AVAILABLE RECORDS:
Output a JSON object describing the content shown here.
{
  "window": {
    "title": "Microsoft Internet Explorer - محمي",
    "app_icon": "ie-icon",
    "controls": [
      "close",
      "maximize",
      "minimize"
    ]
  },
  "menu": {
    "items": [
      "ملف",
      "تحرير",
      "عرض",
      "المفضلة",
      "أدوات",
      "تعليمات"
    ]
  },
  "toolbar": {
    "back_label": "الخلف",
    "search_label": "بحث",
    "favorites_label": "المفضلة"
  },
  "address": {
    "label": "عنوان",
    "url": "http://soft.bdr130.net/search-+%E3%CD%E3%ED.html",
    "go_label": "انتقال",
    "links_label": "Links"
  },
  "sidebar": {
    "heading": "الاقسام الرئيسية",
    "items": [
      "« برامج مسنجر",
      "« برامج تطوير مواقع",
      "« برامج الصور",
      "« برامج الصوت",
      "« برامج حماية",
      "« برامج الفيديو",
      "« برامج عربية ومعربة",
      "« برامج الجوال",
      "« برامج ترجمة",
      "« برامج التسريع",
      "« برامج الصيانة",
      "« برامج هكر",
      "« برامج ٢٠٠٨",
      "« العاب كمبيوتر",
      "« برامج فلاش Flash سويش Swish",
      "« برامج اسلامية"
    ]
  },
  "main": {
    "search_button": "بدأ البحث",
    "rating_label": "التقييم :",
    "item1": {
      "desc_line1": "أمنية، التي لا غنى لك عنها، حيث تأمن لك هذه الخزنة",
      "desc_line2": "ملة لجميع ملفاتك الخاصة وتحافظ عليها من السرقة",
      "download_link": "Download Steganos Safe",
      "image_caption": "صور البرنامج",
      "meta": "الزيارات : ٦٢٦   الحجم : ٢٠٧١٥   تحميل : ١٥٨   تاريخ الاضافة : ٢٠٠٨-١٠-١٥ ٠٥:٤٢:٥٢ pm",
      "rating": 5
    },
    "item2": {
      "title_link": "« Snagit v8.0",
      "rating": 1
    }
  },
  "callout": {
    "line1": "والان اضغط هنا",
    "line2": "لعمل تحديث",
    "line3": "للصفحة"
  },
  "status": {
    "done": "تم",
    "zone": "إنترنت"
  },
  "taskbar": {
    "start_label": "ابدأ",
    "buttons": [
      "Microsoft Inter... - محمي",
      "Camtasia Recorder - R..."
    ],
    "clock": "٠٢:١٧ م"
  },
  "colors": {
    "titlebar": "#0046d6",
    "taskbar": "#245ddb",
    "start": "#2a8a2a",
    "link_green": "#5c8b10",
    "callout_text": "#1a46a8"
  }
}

EXERCISE BRIEF: Repeat each record in full; every line must match exactly.

WRITTEN RESPONSE:
Output a JSON object describing the content shown here.
{
  "window": {
    "title": "Microsoft Internet Explorer - محمي",
    "app_icon": "ie-icon",
    "controls": [
      "close",
      "maximize",
      "minimize"
    ]
  },
  "menu": {
    "items": [
      "ملف",
      "تحرير",
      "عرض",
      "المفضلة",
      "أدوات",
      "تعليمات"
    ]
  },
  "toolbar": {
    "back_label": "الخلف",
    "search_label": "بحث",
    "favorites_label": "المفضلة"
  },
  "address": {
    "label": "عنوان",
    "url": "http://soft.bdr130.net/search-+%E3%CD%E3%ED.html",
    "go_label": "انتقال",
    "links_label": "Links"
  },
  "sidebar": {
    "heading": "الاقسام الرئيسية",
    "items": [
      "« برامج مسنجر",
      "« برامج تطوير مواقع",
      "« برامج الصور",
      "« برامج الصوت",
      "« برامج حماية",
      "« برامج الفيديو",
      "« برامج عربية ومعربة",
      "« برامج الجوال",
      "« برامج ترجمة",
      "« برامج التسريع",
      "« برامج الصيانة",
      "« برامج هكر",
      "« برامج ٢٠٠٨",
      "« العاب كمبيوتر",
      "« برامج فلاش Flash سويش Swish",
      "« برامج اسلامية"
    ]
  },
  "main": {
    "search_button": "بدأ البحث",
    "rating_label": "التقييم :",
    "item1": {
      "desc_line1": "أمنية، التي لا غنى لك عنها، حيث تأمن لك هذه الخزنة",
      "desc_line2": "ملة لجميع ملفاتك الخاصة وتحافظ عليها من السرقة",
      "download_link": "Download Steganos Safe",
      "image_caption": "صور البرنامج",
      "meta": "الزيارات : ٦٢٦   الحجم : ٢٠٧١٥   تحميل : ١٥٨   تاريخ الاضافة : ٢٠٠٨-١٠-١٥ ٠٥:٤٢:٥٢ pm",
      "rating": 5
    },
    "item2": {
      "title_link": "« Snagit v8.0",
      "rating": 1
    }
  },
  "callout": {
    "line1": "والان اضغط هنا",
    "line2": "لعمل تحديث",
    "line3": "للصفحة"
  },
  "status": {
    "done": "تم",
    "zone": "إنترنت"
  },
  "taskbar": {
    "start_label": "ابدأ",
    "buttons": [
      "Microsoft Inter... - محمي",
      "Camtasia Recorder - R..."
    ],
    "clock": "٠٢:١٧ م"
  },
  "colors": {
    "titlebar": "#0046d6",
    "taskbar": "#245ddb",
    "start": "#2a8a2a",
    "link_green": "#5c8b10",
    "callout_text": "#1a46a8"
  }
}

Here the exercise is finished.